# [WHAT YOU HAVE TO DO]
Extract every line below, verbatim.

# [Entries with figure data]
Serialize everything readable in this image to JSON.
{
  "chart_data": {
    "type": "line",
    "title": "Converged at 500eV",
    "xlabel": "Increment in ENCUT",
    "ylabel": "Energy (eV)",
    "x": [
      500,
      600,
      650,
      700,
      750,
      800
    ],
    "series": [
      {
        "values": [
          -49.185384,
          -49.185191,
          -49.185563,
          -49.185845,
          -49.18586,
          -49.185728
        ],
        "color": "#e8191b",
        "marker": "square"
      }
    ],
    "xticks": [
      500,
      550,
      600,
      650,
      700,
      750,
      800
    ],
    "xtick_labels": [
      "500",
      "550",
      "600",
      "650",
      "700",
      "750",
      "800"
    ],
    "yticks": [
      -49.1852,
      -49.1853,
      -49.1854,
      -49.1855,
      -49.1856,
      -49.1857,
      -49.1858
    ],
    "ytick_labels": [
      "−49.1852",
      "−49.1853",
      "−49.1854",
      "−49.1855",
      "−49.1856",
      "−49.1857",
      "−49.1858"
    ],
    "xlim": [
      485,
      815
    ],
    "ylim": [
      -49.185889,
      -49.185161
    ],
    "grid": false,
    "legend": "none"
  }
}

# [PROBLEM SOLUTION]
Serialize everything readable in this image to JSON.
{
  "chart_data": {
    "type": "line",
    "title": "Converged at 500eV",
    "xlabel": "Increment in ENCUT",
    "ylabel": "Energy (eV)",
    "x": [
      500,
      600,
      650,
      700,
      750,
      800
    ],
    "series": [
      {
        "values": [
          -49.185384,
          -49.185191,
          -49.185563,
          -49.185845,
          -49.18586,
          -49.185728
        ],
        "color": "#e8191b",
        "marker": "square"
      }
    ],
    "xticks": [
      500,
      550,
      600,
      650,
      700,
      750,
      800
    ],
    "xtick_labels": [
      "500",
      "550",
      "600",
      "650",
      "700",
      "750",
      "800"
    ],
    "yticks": [
      -49.1852,
      -49.1853,
      -49.1854,
      -49.1855,
      -49.1856,
      -49.1857,
      -49.1858
    ],
    "ytick_labels": [
      "−49.1852",
      "−49.1853",
      "−49.1854",
      "−49.1855",
      "−49.1856",
      "−49.1857",
      "−49.1858"
    ],
    "xlim": [
      485,
      815
    ],
    "ylim": [
      -49.185889,
      -49.185161
    ],
    "grid": false,
    "legend": "none"
  }
}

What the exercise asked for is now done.